#### Set exercise
Copy all the material below, exactly as it stands.

(Figure content listings)
==========

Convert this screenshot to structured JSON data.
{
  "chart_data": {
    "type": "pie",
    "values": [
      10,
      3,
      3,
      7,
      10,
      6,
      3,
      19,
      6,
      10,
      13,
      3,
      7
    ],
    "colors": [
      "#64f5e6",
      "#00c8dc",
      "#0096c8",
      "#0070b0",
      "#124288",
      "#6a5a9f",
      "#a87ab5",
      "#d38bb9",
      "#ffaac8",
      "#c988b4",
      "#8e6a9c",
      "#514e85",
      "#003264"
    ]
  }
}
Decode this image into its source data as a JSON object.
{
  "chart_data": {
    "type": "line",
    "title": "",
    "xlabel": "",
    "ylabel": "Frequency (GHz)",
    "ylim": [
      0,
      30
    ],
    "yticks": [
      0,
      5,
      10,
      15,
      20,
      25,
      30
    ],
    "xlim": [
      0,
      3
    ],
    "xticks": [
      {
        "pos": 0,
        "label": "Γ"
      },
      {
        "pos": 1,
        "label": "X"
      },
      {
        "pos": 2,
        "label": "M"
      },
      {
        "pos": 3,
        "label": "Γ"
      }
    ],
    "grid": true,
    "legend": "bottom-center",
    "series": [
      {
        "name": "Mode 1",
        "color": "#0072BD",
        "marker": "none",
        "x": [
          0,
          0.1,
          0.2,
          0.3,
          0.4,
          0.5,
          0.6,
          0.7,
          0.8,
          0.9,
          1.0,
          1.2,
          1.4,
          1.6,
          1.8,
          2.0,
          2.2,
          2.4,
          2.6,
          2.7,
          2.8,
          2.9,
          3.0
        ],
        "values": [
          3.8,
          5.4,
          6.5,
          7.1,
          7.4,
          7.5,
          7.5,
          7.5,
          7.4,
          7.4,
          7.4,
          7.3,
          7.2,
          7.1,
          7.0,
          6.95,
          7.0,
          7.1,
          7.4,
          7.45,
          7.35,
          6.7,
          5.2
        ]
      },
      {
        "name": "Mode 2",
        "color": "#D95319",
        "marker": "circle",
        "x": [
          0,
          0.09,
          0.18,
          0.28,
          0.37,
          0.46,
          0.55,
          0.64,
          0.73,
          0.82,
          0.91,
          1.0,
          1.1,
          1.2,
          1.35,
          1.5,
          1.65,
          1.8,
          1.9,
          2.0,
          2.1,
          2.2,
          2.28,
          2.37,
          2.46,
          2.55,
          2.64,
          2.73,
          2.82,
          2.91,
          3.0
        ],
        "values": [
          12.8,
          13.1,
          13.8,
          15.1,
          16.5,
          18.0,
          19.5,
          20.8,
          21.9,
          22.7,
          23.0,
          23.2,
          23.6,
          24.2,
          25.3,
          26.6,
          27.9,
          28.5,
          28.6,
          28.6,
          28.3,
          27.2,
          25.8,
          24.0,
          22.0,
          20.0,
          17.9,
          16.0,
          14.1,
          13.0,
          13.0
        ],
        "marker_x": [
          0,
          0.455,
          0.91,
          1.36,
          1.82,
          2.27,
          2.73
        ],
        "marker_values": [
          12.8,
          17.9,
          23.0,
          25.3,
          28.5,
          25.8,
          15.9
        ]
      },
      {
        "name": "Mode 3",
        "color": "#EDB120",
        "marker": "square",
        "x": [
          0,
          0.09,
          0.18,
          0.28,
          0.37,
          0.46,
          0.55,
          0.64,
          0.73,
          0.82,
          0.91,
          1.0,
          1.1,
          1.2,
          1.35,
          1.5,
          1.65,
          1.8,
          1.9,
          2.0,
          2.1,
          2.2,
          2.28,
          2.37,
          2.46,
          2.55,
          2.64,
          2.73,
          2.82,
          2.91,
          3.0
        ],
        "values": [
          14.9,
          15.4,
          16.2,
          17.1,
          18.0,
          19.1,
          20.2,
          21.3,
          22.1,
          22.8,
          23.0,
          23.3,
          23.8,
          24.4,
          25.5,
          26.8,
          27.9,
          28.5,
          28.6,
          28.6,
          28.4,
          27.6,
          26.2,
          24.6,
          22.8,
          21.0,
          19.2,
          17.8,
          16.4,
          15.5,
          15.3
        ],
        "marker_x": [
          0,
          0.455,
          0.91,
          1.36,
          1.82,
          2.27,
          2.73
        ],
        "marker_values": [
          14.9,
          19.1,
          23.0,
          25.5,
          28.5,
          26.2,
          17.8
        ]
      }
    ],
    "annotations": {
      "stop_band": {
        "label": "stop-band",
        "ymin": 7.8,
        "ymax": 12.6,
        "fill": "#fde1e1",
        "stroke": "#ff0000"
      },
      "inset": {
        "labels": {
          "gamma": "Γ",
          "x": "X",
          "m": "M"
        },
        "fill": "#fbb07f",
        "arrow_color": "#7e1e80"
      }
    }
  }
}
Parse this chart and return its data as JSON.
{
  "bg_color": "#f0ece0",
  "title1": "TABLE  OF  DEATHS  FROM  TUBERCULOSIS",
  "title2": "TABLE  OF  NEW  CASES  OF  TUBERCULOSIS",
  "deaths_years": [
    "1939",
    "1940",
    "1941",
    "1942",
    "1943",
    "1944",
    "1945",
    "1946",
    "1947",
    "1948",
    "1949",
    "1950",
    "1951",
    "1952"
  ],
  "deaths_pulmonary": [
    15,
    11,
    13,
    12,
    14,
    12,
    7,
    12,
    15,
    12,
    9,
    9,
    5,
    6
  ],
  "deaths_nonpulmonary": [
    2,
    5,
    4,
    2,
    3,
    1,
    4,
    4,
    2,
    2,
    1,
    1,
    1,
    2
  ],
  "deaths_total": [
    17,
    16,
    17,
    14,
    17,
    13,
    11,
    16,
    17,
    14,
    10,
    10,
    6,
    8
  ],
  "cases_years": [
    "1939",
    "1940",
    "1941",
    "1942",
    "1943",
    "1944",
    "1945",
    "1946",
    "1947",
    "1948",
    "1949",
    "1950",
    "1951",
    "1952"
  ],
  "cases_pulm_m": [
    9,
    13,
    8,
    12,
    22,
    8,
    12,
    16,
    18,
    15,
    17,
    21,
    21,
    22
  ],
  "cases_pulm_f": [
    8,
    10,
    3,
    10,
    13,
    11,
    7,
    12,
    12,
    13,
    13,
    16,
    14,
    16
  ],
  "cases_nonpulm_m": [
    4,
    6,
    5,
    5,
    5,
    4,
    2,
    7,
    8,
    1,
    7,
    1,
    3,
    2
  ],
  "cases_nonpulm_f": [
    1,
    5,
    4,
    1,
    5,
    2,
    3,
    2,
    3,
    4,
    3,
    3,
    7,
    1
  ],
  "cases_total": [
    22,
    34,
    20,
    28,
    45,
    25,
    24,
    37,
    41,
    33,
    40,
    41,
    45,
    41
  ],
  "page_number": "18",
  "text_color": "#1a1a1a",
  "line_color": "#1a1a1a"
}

==========

#### Answer in full
Convert this screenshot to structured JSON data.
{
  "chart_data": {
    "type": "pie",
    "values": [
      10,
      3,
      3,
      7,
      10,
      6,
      3,
      19,
      6,
      10,
      13,
      3,
      7
    ],
    "colors": [
      "#64f5e6",
      "#00c8dc",
      "#0096c8",
      "#0070b0",
      "#124288",
      "#6a5a9f",
      "#a87ab5",
      "#d38bb9",
      "#ffaac8",
      "#c988b4",
      "#8e6a9c",
      "#514e85",
      "#003264"
    ]
  }
}
Decode this image into its source data as a JSON object.
{
  "chart_data": {
    "type": "line",
    "title": "",
    "xlabel": "",
    "ylabel": "Frequency (GHz)",
    "ylim": [
      0,
      30
    ],
    "yticks": [
      0,
      5,
      10,
      15,
      20,
      25,
      30
    ],
    "xlim": [
      0,
      3
    ],
    "xticks": [
      {
        "pos": 0,
        "label": "Γ"
      },
      {
        "pos": 1,
        "label": "X"
      },
      {
        "pos": 2,
        "label": "M"
      },
      {
        "pos": 3,
        "label": "Γ"
      }
    ],
    "grid": true,
    "legend": "bottom-center",
    "series": [
      {
        "name": "Mode 1",
        "color": "#0072BD",
        "marker": "none",
        "x": [
          0,
          0.1,
          0.2,
          0.3,
          0.4,
          0.5,
          0.6,
          0.7,
          0.8,
          0.9,
          1.0,
          1.2,
          1.4,
          1.6,
          1.8,
          2.0,
          2.2,
          2.4,
          2.6,
          2.7,
          2.8,
          2.9,
          3.0
        ],
        "values": [
          3.8,
          5.4,
          6.5,
          7.1,
          7.4,
          7.5,
          7.5,
          7.5,
          7.4,
          7.4,
          7.4,
          7.3,
          7.2,
          7.1,
          7.0,
          6.95,
          7.0,
          7.1,
          7.4,
          7.45,
          7.35,
          6.7,
          5.2
        ]
      },
      {
        "name": "Mode 2",
        "color": "#D95319",
        "marker": "circle",
        "x": [
          0,
          0.09,
          0.18,
          0.28,
          0.37,
          0.46,
          0.55,
          0.64,
          0.73,
          0.82,
          0.91,
          1.0,
          1.1,
          1.2,
          1.35,
          1.5,
          1.65,
          1.8,
          1.9,
          2.0,
          2.1,
          2.2,
          2.28,
          2.37,
          2.46,
          2.55,
          2.64,
          2.73,
          2.82,
          2.91,
          3.0
        ],
        "values": [
          12.8,
          13.1,
          13.8,
          15.1,
          16.5,
          18.0,
          19.5,
          20.8,
          21.9,
          22.7,
          23.0,
          23.2,
          23.6,
          24.2,
          25.3,
          26.6,
          27.9,
          28.5,
          28.6,
          28.6,
          28.3,
          27.2,
          25.8,
          24.0,
          22.0,
          20.0,
          17.9,
          16.0,
          14.1,
          13.0,
          13.0
        ],
        "marker_x": [
          0,
          0.455,
          0.91,
          1.36,
          1.82,
          2.27,
          2.73
        ],
        "marker_values": [
          12.8,
          17.9,
          23.0,
          25.3,
          28.5,
          25.8,
          15.9
        ]
      },
      {
        "name": "Mode 3",
        "color": "#EDB120",
        "marker": "square",
        "x": [
          0,
          0.09,
          0.18,
          0.28,
          0.37,
          0.46,
          0.55,
          0.64,
          0.73,
          0.82,
          0.91,
          1.0,
          1.1,
          1.2,
          1.35,
          1.5,
          1.65,
          1.8,
          1.9,
          2.0,
          2.1,
          2.2,
          2.28,
          2.37,
          2.46,
          2.55,
          2.64,
          2.73,
          2.82,
          2.91,
          3.0
        ],
        "values": [
          14.9,
          15.4,
          16.2,
          17.1,
          18.0,
          19.1,
          20.2,
          21.3,
          22.1,
          22.8,
          23.0,
          23.3,
          23.8,
          24.4,
          25.5,
          26.8,
          27.9,
          28.5,
          28.6,
          28.6,
          28.4,
          27.6,
          26.2,
          24.6,
          22.8,
          21.0,
          19.2,
          17.8,
          16.4,
          15.5,
          15.3
        ],
        "marker_x": [
          0,
          0.455,
          0.91,
          1.36,
          1.82,
          2.27,
          2.73
        ],
        "marker_values": [
          14.9,
          19.1,
          23.0,
          25.5,
          28.5,
          26.2,
          17.8
        ]
      }
    ],
    "annotations": {
      "stop_band": {
        "label": "stop-band",
        "ymin": 7.8,
        "ymax": 12.6,
        "fill": "#fde1e1",
        "stroke": "#ff0000"
      },
      "inset": {
        "labels": {
          "gamma": "Γ",
          "x": "X",
          "m": "M"
        },
        "fill": "#fbb07f",
        "arrow_color": "#7e1e80"
      }
    }
  }
}
Parse this chart and return its data as JSON.
{
  "bg_color": "#f0ece0",
  "title1": "TABLE  OF  DEATHS  FROM  TUBERCULOSIS",
  "title2": "TABLE  OF  NEW  CASES  OF  TUBERCULOSIS",
  "deaths_years": [
    "1939",
    "1940",
    "1941",
    "1942",
    "1943",
    "1944",
    "1945",
    "1946",
    "1947",
    "1948",
    "1949",
    "1950",
    "1951",
    "1952"
  ],
  "deaths_pulmonary": [
    15,
    11,
    13,
    12,
    14,
    12,
    7,
    12,
    15,
    12,
    9,
    9,
    5,
    6
  ],
  "deaths_nonpulmonary": [
    2,
    5,
    4,
    2,
    3,
    1,
    4,
    4,
    2,
    2,
    1,
    1,
    1,
    2
  ],
  "deaths_total": [
    17,
    16,
    17,
    14,
    17,
    13,
    11,
    16,
    17,
    14,
    10,
    10,
    6,
    8
  ],
  "cases_years": [
    "1939",
    "1940",
    "1941",
    "1942",
    "1943",
    "1944",
    "1945",
    "1946",
    "1947",
    "1948",
    "1949",
    "1950",
    "1951",
    "1952"
  ],
  "cases_pulm_m": [
    9,
    13,
    8,
    12,
    22,
    8,
    12,
    16,
    18,
    15,
    17,
    21,
    21,
    22
  ],
  "cases_pulm_f": [
    8,
    10,
    3,
    10,
    13,
    11,
    7,
    12,
    12,
    13,
    13,
    16,
    14,
    16
  ],
  "cases_nonpulm_m": [
    4,
    6,
    5,
    5,
    5,
    4,
    2,
    7,
    8,
    1,
    7,
    1,
    3,
    2
  ],
  "cases_nonpulm_f": [
    1,
    5,
    4,
    1,
    5,
    2,
    3,
    2,
    3,
    4,
    3,
    3,
    7,
    1
  ],
  "cases_total": [
    22,
    34,
    20,
    28,
    45,
    25,
    24,
    37,
    41,
    33,
    40,
    41,
    45,
    41
  ],
  "page_number": "18",
  "text_color": "#1a1a1a",
  "line_color": "#1a1a1a"
}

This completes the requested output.